WORK TASK: Could you please find each line in the records that contains the word "scale" and copy it?

SUPPLIED MATERIAL:

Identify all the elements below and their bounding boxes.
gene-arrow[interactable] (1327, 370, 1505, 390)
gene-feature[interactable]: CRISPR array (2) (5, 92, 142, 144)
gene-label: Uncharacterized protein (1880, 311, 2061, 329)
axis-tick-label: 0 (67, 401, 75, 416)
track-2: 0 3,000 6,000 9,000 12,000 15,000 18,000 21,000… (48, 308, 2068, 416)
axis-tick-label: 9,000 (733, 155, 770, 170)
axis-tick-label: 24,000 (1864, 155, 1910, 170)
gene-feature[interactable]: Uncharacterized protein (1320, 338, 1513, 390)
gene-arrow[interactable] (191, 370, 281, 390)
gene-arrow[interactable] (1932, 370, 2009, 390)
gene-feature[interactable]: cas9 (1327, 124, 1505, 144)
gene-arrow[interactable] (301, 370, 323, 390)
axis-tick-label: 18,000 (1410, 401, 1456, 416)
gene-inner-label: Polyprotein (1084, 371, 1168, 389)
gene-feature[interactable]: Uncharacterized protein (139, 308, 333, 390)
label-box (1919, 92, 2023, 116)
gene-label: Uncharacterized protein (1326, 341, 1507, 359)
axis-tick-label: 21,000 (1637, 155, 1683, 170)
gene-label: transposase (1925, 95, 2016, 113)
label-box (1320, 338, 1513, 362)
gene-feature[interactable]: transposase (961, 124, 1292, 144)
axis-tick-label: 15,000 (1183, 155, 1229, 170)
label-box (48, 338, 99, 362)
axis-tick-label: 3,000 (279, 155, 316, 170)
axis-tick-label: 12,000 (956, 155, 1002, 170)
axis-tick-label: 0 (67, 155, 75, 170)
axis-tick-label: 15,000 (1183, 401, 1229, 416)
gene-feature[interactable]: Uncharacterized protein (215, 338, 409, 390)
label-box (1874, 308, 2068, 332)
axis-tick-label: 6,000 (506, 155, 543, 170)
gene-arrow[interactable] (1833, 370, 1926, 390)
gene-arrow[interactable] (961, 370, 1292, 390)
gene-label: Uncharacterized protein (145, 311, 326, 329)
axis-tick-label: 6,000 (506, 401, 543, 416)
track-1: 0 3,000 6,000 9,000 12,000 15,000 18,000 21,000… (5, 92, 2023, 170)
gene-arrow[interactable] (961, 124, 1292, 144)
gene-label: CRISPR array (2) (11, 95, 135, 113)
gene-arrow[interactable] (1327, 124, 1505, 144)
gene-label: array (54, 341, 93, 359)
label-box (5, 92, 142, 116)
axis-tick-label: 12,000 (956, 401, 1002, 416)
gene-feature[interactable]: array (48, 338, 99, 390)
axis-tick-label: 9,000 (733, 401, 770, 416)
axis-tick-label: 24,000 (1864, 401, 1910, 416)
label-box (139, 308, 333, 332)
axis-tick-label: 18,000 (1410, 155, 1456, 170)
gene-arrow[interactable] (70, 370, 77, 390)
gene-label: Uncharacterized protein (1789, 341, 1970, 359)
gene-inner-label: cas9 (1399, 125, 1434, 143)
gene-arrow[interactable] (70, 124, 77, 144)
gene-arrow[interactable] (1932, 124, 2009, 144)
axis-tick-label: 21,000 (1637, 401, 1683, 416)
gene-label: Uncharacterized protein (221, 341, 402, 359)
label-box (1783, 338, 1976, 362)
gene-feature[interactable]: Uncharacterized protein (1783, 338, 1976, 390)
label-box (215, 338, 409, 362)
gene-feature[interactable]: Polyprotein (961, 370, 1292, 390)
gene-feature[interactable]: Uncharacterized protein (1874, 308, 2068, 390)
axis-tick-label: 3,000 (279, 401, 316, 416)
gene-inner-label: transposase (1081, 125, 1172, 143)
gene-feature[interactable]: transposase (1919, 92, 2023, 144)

--

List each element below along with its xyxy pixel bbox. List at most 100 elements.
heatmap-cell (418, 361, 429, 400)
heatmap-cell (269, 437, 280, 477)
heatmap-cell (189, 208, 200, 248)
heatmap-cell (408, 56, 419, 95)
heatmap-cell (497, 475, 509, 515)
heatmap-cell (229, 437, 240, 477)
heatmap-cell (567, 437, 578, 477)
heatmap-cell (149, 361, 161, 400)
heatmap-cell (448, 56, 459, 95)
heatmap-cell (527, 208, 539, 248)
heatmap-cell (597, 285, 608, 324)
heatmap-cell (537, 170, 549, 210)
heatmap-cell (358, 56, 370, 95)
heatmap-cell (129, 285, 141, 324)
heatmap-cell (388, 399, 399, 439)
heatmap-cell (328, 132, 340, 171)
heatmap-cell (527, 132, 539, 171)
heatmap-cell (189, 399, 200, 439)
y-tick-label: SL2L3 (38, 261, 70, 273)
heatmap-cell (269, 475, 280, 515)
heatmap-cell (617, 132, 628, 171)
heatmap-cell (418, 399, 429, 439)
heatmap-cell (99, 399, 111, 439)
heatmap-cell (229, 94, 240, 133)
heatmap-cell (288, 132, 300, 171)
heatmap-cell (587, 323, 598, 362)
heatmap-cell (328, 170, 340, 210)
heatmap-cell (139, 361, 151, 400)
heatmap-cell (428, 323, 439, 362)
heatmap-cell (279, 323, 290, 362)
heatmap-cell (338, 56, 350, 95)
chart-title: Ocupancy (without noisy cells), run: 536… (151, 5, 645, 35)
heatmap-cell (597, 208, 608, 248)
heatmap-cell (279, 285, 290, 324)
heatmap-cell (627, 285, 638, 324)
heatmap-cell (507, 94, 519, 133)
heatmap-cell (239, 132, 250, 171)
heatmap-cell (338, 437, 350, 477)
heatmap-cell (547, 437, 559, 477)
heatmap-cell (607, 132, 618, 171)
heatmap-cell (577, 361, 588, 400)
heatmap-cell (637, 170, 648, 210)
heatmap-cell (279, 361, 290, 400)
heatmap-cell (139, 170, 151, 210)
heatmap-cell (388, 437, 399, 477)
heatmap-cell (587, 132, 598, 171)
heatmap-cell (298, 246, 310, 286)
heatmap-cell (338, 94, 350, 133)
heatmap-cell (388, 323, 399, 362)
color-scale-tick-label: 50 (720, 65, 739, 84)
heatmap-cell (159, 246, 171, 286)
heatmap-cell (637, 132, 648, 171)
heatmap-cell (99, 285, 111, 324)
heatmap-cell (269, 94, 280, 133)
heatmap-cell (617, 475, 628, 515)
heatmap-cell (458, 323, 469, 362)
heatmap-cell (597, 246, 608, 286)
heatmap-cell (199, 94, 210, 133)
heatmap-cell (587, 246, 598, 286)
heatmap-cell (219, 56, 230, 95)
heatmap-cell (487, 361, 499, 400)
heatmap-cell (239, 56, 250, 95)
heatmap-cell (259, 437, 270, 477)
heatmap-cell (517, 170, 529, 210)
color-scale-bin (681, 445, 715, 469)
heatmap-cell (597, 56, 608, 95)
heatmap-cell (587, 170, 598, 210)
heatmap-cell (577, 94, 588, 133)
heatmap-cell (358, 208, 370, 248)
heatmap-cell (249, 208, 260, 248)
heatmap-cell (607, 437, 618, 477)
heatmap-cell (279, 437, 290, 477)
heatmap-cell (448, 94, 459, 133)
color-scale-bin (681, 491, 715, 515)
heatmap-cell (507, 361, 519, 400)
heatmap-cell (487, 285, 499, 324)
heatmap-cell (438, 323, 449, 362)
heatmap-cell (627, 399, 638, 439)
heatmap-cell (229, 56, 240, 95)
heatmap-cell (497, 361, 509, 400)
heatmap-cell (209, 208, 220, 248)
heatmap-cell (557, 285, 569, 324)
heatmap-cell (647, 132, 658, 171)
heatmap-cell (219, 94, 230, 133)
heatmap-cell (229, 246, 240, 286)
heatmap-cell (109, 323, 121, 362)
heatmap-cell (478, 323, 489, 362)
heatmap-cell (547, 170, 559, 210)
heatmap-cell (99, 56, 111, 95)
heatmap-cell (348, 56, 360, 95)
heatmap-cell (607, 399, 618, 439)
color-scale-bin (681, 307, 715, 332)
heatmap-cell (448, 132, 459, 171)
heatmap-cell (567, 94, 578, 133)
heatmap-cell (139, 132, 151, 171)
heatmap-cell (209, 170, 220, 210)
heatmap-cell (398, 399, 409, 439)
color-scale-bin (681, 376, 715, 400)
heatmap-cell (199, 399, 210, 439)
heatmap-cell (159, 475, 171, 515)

SOLUTION TO THIS EXERCISE:
color-scale-tick-label: 50 (720, 65, 739, 84)
color-scale-bin (681, 445, 715, 469)
color-scale-bin (681, 491, 715, 515)
color-scale-bin (681, 307, 715, 332)
color-scale-bin (681, 376, 715, 400)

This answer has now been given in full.